(TRY IT): According to the abstract below on smoking conditions and pathogen growth in raw meat products, what software was used to calculate the predicted pathogen growth levels?

(TEXT SEGMENT):
-- Opening Marker --
FOOD. Science. Technology. Quality

Food. SCIENCE. Technology. Quality

Food. Science. TECHNOLOGY. Quality

Food. Science. Technology. QUALITY




Predicting the effect of smoking conditions on the growth of Listeria monocytogenes and Escherichia coli O157:H7 in raw meat products


The objective of the study was to predict the effect of smoking conditions applied to smoke three types of raw meat products on the potential for Listeria monocytogenes and Escherichia coli O157:H7 to grow in those products. The study was performed in a selected meat processing plant, under real production conditions as existing during any regular, commercial production process carried out in this plant The study target comprised five batches of the following products being produced: a raw pork loin, Frankfurter sausages, and a raw soft ‘Polish’ sausage. The following parameters of products being smoked were determined: contents of salts and nitrates(III), pH, and the smoking process temperatures within a range from 30°C to 37°C. The pathogen growth levels being predicted were calculated using a Pathogen Modelling Software, version 6.0; the calculations performed included the parameters as determined above. With regard to individual production batches of products under analysis, there were stated very high variations among the following parameters characterizing the same product type in all 5 batches: contents of nitrates (III) (V = 23.63–59.6%), contents of salts (V = 10.82–17.78%), and real smoking times (V = 35.1–39.1%). Consequently, there were high differences among predicted periods of microbial stability of Escherichia coli O157:H7 calculated for each individual production batch of raw pork loin (V = 9–95%). The smoking conditions applied in this plant caused that, in the case of the Polish sausages and Frankfurter sausages, it was possible for the lag-phase of Escherichia coli O157:H7 to end prior to the completion of the entire smoking process.
-- Closing Marker --
(INFORMATION SHOWN):
-- Opening Marker --
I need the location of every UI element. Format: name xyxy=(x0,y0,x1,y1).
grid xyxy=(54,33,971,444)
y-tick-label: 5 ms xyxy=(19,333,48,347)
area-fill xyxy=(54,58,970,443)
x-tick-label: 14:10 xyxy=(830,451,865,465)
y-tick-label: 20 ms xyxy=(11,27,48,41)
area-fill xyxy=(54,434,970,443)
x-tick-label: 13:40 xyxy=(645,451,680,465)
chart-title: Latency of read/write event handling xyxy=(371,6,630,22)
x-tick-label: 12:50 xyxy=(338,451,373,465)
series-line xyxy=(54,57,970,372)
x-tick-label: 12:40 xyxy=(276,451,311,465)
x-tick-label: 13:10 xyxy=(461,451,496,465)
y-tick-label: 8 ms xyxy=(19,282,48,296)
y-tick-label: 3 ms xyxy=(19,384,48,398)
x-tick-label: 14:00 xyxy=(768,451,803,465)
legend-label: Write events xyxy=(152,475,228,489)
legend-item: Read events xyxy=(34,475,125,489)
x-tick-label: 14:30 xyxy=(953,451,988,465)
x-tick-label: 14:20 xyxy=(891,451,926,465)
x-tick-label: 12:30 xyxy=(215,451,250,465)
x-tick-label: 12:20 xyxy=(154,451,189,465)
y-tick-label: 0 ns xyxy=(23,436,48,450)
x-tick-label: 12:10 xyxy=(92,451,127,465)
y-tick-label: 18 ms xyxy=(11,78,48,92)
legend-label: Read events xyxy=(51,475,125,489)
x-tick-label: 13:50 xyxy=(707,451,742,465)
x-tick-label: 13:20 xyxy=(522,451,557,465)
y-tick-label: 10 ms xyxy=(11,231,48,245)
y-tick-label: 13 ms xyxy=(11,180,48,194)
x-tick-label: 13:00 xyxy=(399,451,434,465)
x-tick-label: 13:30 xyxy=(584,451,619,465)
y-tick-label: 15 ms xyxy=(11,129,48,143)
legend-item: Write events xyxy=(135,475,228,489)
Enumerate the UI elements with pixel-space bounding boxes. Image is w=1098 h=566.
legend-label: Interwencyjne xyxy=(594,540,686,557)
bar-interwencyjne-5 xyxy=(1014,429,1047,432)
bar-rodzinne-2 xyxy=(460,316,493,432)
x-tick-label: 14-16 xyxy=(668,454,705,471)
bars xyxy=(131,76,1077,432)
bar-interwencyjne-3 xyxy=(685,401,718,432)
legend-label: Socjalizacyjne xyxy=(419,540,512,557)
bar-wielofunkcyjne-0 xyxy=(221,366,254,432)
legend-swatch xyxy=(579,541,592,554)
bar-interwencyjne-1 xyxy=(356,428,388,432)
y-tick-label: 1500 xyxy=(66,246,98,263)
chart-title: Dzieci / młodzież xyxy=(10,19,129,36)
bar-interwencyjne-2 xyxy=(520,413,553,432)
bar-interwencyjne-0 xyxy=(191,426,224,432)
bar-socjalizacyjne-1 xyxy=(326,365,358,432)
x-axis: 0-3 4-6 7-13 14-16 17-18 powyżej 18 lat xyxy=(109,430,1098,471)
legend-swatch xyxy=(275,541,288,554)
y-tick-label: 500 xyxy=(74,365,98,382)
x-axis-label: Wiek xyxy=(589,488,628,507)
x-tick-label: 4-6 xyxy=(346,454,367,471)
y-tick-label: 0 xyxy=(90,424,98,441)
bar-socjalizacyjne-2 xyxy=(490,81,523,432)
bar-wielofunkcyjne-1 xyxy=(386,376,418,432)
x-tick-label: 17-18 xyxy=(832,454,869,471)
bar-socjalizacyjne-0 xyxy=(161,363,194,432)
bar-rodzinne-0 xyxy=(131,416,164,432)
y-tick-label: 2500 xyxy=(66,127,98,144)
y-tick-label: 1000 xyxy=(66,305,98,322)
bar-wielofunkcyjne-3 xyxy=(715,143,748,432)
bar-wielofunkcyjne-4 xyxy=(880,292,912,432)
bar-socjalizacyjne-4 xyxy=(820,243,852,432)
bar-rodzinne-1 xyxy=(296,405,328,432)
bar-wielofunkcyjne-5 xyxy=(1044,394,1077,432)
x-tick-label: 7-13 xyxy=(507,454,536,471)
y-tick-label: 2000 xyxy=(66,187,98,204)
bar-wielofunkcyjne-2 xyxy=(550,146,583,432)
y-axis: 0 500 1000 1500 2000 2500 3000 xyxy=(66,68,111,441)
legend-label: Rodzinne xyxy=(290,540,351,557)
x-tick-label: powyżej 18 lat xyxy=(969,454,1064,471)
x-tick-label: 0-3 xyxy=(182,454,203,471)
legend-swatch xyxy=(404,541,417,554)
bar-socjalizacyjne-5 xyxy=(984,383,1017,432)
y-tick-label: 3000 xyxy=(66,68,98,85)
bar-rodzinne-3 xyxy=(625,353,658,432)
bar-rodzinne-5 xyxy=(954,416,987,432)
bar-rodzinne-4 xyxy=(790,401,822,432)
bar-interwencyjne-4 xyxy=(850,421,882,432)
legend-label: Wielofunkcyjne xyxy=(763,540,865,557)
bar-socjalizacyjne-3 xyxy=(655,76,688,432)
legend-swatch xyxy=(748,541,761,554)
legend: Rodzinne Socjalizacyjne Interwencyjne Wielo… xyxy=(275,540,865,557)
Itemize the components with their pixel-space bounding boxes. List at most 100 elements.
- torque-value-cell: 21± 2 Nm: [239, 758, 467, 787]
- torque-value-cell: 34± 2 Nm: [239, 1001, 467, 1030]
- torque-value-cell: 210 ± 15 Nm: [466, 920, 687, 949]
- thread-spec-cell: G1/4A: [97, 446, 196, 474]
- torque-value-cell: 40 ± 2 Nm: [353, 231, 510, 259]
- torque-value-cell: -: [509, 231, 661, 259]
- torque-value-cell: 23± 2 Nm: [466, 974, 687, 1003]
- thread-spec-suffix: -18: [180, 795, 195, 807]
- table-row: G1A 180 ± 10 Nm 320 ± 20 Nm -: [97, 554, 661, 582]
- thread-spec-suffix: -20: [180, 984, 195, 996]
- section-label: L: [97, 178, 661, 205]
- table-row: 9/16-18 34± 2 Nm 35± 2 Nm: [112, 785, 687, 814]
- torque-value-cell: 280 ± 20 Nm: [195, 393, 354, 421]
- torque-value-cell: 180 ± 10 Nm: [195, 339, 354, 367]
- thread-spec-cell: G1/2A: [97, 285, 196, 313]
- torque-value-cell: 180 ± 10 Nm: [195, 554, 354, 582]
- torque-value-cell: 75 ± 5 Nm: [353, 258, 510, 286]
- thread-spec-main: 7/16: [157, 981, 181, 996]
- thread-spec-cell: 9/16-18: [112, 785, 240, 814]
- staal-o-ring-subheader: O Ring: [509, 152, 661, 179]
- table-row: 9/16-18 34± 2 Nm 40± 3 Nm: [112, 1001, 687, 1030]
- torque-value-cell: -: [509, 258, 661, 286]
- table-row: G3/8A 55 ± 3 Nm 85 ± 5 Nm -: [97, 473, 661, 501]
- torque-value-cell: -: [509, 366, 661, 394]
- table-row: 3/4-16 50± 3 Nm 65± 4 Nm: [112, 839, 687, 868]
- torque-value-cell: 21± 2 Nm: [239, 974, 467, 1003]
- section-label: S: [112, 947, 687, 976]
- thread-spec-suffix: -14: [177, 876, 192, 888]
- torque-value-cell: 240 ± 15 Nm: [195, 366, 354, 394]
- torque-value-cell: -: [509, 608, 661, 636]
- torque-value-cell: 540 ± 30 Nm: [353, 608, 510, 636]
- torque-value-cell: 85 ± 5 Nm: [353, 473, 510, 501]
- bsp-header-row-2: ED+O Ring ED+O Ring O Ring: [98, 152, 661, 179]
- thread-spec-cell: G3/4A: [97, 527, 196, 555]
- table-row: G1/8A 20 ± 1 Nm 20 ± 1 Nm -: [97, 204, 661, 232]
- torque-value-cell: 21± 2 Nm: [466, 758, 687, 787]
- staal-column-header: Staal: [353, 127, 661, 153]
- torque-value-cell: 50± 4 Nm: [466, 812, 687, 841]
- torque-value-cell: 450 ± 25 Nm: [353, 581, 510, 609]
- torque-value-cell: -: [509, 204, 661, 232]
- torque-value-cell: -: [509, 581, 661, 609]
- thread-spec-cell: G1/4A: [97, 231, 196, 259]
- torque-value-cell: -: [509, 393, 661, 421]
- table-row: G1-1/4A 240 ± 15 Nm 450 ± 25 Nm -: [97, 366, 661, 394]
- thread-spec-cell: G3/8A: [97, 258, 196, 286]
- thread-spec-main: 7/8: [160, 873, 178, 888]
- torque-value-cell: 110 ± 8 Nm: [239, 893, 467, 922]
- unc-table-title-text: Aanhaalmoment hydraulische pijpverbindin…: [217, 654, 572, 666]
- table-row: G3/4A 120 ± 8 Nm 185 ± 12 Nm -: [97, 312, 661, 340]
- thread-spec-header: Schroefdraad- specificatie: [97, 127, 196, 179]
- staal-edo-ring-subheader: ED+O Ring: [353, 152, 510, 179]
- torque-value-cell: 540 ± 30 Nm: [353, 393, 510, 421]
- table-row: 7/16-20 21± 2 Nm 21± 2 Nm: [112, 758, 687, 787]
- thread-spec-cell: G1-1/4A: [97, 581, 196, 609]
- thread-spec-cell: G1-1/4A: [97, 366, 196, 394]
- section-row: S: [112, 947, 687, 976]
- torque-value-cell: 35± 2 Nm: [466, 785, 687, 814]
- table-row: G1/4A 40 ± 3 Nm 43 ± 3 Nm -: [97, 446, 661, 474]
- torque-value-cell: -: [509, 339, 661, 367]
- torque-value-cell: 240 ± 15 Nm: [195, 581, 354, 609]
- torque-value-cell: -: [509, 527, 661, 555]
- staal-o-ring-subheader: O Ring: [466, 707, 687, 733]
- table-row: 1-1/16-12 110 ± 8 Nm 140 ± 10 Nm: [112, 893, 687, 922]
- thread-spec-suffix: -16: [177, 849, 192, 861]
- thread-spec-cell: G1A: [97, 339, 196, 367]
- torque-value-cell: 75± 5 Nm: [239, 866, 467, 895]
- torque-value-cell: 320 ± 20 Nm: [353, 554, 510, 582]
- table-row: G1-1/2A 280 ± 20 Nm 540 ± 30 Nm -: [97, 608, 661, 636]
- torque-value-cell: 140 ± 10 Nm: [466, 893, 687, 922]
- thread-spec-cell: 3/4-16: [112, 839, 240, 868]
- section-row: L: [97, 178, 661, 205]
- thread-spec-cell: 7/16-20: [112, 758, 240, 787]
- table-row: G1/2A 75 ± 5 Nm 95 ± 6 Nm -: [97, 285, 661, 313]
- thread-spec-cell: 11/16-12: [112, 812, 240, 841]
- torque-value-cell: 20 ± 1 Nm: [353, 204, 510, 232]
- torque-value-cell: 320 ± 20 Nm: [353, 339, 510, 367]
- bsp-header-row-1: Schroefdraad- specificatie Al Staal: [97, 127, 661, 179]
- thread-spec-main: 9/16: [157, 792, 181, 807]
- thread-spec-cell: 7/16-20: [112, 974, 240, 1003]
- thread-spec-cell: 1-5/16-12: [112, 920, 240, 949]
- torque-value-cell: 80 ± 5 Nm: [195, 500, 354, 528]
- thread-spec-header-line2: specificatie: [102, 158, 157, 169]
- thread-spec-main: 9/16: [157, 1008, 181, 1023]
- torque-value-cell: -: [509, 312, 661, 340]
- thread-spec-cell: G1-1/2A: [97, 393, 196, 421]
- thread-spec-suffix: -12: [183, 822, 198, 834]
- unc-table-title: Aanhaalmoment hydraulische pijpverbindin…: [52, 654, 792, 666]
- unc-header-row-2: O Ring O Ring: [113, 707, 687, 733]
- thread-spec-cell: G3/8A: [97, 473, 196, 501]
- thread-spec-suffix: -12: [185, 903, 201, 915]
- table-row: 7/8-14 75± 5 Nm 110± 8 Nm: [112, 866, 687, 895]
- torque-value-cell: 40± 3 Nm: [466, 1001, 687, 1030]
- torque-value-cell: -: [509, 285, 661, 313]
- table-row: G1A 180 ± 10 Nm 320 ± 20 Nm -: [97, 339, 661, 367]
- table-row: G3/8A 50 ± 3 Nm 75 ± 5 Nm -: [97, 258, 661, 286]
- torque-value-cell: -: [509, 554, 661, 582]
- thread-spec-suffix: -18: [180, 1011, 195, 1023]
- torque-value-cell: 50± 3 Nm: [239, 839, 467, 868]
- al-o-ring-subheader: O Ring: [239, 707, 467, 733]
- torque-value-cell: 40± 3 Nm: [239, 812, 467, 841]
-- Closing Marker --
(ANSWER FOR THE TASK): Pathogen Modelling Software, version 6.0.